Aim of the task: Transcribe the records below in their entirety, and leave out each image.

Dataset records on visual material
★ ★ ★ ★ ★ ★ ★

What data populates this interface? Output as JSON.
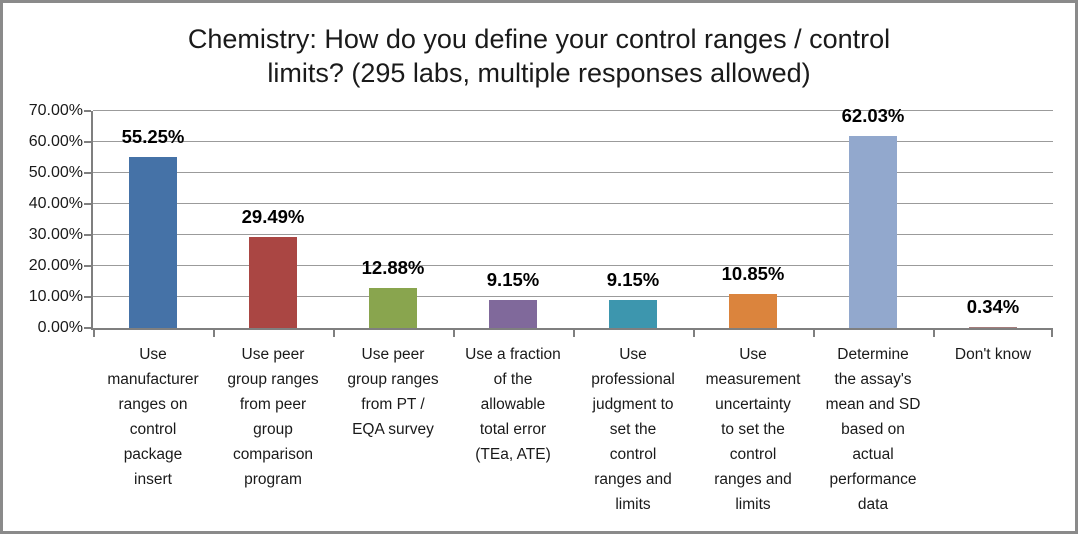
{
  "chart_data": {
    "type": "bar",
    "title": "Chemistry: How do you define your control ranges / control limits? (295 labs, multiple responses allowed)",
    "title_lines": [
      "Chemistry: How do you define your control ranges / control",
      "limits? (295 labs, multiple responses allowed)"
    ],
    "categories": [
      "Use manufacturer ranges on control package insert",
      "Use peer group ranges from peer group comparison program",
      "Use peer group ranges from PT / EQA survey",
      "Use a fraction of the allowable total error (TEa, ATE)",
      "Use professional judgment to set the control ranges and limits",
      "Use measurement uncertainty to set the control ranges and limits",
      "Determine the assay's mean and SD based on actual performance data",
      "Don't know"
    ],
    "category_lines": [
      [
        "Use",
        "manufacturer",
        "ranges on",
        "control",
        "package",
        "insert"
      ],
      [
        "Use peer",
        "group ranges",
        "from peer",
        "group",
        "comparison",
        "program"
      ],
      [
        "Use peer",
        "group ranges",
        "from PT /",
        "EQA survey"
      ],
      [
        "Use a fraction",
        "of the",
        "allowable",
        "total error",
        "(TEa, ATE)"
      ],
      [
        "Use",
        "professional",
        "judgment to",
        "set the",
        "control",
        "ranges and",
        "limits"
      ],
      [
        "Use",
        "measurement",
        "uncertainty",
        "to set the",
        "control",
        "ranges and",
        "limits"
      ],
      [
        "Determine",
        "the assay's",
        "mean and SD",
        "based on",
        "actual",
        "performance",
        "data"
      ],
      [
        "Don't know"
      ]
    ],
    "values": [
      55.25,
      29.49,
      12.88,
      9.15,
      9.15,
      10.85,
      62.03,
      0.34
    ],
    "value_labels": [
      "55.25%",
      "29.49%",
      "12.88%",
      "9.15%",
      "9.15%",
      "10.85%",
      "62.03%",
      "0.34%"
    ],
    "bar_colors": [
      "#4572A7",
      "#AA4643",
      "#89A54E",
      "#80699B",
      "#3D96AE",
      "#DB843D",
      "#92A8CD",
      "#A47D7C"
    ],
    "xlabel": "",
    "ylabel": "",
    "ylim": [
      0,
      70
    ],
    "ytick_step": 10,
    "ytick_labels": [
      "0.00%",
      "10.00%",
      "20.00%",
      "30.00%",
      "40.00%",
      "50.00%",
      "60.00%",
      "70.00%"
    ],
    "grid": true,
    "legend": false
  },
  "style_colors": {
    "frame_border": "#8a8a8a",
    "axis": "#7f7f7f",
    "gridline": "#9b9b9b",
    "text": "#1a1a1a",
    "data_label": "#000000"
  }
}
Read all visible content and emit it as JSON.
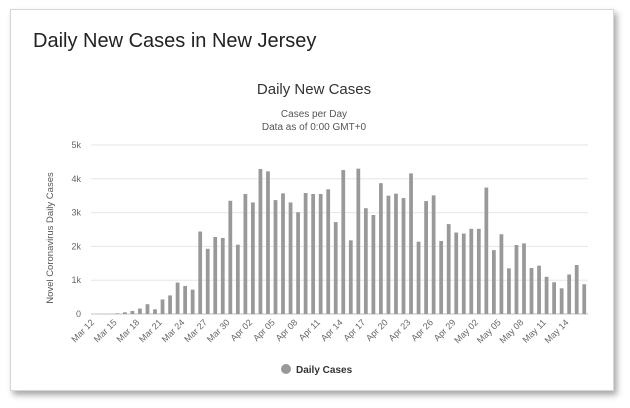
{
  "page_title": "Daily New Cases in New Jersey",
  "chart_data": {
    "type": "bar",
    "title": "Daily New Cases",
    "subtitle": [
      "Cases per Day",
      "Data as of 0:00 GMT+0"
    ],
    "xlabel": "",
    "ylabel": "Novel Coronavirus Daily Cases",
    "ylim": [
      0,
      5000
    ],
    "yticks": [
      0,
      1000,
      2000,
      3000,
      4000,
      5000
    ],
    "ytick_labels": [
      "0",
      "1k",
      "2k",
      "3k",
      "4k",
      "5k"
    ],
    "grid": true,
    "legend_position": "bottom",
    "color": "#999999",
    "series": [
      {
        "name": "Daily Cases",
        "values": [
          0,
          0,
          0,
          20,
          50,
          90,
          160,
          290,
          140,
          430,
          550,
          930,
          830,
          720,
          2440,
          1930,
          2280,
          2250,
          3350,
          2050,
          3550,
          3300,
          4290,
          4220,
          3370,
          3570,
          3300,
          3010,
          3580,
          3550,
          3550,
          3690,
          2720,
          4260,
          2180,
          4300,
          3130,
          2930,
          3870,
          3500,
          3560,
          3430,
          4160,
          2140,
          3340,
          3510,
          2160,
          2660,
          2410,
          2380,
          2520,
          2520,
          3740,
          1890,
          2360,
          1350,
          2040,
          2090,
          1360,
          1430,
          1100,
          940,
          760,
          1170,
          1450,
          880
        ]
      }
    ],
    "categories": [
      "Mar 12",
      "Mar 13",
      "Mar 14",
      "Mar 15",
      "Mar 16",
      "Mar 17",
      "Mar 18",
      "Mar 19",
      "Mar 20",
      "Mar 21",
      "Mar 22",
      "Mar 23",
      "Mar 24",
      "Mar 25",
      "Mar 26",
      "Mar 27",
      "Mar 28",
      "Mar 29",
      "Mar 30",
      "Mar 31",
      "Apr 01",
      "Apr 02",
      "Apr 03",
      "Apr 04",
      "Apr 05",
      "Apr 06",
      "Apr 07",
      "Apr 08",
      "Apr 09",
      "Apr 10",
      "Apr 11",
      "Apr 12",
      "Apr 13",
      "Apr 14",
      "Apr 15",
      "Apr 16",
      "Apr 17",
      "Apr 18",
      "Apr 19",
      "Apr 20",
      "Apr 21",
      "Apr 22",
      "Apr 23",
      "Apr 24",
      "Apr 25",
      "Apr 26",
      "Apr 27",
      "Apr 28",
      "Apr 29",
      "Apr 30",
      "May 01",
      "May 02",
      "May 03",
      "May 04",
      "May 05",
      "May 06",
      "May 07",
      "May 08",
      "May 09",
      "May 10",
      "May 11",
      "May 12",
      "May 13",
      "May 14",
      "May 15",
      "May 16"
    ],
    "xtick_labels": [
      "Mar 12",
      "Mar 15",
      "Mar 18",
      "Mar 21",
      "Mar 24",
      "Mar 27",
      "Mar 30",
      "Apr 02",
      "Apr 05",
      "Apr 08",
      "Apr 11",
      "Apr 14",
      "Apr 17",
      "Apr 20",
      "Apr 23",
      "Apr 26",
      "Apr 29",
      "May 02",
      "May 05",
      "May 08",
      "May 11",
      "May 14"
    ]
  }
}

★ ★ ★ ★ ★ ★ ★

Exercise answer:
What data populates this interface? Output as JSON.
{
  "chart_data": {
    "type": "bar",
    "title": "Chemistry: How do you define your control ranges / control limits? (295 labs, multiple responses allowed)",
    "title_lines": [
      "Chemistry: How do you define your control ranges / control",
      "limits? (295 labs, multiple responses allowed)"
    ],
    "categories": [
      "Use manufacturer ranges on control package insert",
      "Use peer group ranges from peer group comparison program",
      "Use peer group ranges from PT / EQA survey",
      "Use a fraction of the allowable total error (TEa, ATE)",
      "Use professional judgment to set the control ranges and limits",
      "Use measurement uncertainty to set the control ranges and limits",
      "Determine the assay's mean and SD based on actual performance data",
      "Don't know"
    ],
    "category_lines": [
      [
        "Use",
        "manufacturer",
        "ranges on",
        "control",
        "package",
        "insert"
      ],
      [
        "Use peer",
        "group ranges",
        "from peer",
        "group",
        "comparison",
        "program"
      ],
      [
        "Use peer",
        "group ranges",
        "from PT /",
        "EQA survey"
      ],
      [
        "Use a fraction",
        "of the",
        "allowable",
        "total error",
        "(TEa, ATE)"
      ],
      [
        "Use",
        "professional",
        "judgment to",
        "set the",
        "control",
        "ranges and",
        "limits"
      ],
      [
        "Use",
        "measurement",
        "uncertainty",
        "to set the",
        "control",
        "ranges and",
        "limits"
      ],
      [
        "Determine",
        "the assay's",
        "mean and SD",
        "based on",
        "actual",
        "performance",
        "data"
      ],
      [
        "Don't know"
      ]
    ],
    "values": [
      55.25,
      29.49,
      12.88,
      9.15,
      9.15,
      10.85,
      62.03,
      0.34
    ],
    "value_labels": [
      "55.25%",
      "29.49%",
      "12.88%",
      "9.15%",
      "9.15%",
      "10.85%",
      "62.03%",
      "0.34%"
    ],
    "bar_colors": [
      "#4572A7",
      "#AA4643",
      "#89A54E",
      "#80699B",
      "#3D96AE",
      "#DB843D",
      "#92A8CD",
      "#A47D7C"
    ],
    "xlabel": "",
    "ylabel": "",
    "ylim": [
      0,
      70
    ],
    "ytick_step": 10,
    "ytick_labels": [
      "0.00%",
      "10.00%",
      "20.00%",
      "30.00%",
      "40.00%",
      "50.00%",
      "60.00%",
      "70.00%"
    ],
    "grid": true,
    "legend": false
  },
  "style_colors": {
    "frame_border": "#8a8a8a",
    "axis": "#7f7f7f",
    "gridline": "#9b9b9b",
    "text": "#1a1a1a",
    "data_label": "#000000"
  }
}
Read all visible content and emit it as JSON.
{
  "page_title": "Daily New Cases in New Jersey",
  "chart_data": {
    "type": "bar",
    "title": "Daily New Cases",
    "subtitle": [
      "Cases per Day",
      "Data as of 0:00 GMT+0"
    ],
    "xlabel": "",
    "ylabel": "Novel Coronavirus Daily Cases",
    "ylim": [
      0,
      5000
    ],
    "yticks": [
      0,
      1000,
      2000,
      3000,
      4000,
      5000
    ],
    "ytick_labels": [
      "0",
      "1k",
      "2k",
      "3k",
      "4k",
      "5k"
    ],
    "grid": true,
    "legend_position": "bottom",
    "color": "#999999",
    "series": [
      {
        "name": "Daily Cases",
        "values": [
          0,
          0,
          0,
          20,
          50,
          90,
          160,
          290,
          140,
          430,
          550,
          930,
          830,
          720,
          2440,
          1930,
          2280,
          2250,
          3350,
          2050,
          3550,
          3300,
          4290,
          4220,
          3370,
          3570,
          3300,
          3010,
          3580,
          3550,
          3550,
          3690,
          2720,
          4260,
          2180,
          4300,
          3130,
          2930,
          3870,
          3500,
          3560,
          3430,
          4160,
          2140,
          3340,
          3510,
          2160,
          2660,
          2410,
          2380,
          2520,
          2520,
          3740,
          1890,
          2360,
          1350,
          2040,
          2090,
          1360,
          1430,
          1100,
          940,
          760,
          1170,
          1450,
          880
        ]
      }
    ],
    "categories": [
      "Mar 12",
      "Mar 13",
      "Mar 14",
      "Mar 15",
      "Mar 16",
      "Mar 17",
      "Mar 18",
      "Mar 19",
      "Mar 20",
      "Mar 21",
      "Mar 22",
      "Mar 23",
      "Mar 24",
      "Mar 25",
      "Mar 26",
      "Mar 27",
      "Mar 28",
      "Mar 29",
      "Mar 30",
      "Mar 31",
      "Apr 01",
      "Apr 02",
      "Apr 03",
      "Apr 04",
      "Apr 05",
      "Apr 06",
      "Apr 07",
      "Apr 08",
      "Apr 09",
      "Apr 10",
      "Apr 11",
      "Apr 12",
      "Apr 13",
      "Apr 14",
      "Apr 15",
      "Apr 16",
      "Apr 17",
      "Apr 18",
      "Apr 19",
      "Apr 20",
      "Apr 21",
      "Apr 22",
      "Apr 23",
      "Apr 24",
      "Apr 25",
      "Apr 26",
      "Apr 27",
      "Apr 28",
      "Apr 29",
      "Apr 30",
      "May 01",
      "May 02",
      "May 03",
      "May 04",
      "May 05",
      "May 06",
      "May 07",
      "May 08",
      "May 09",
      "May 10",
      "May 11",
      "May 12",
      "May 13",
      "May 14",
      "May 15",
      "May 16"
    ],
    "xtick_labels": [
      "Mar 12",
      "Mar 15",
      "Mar 18",
      "Mar 21",
      "Mar 24",
      "Mar 27",
      "Mar 30",
      "Apr 02",
      "Apr 05",
      "Apr 08",
      "Apr 11",
      "Apr 14",
      "Apr 17",
      "Apr 20",
      "Apr 23",
      "Apr 26",
      "Apr 29",
      "May 02",
      "May 05",
      "May 08",
      "May 11",
      "May 14"
    ]
  }
}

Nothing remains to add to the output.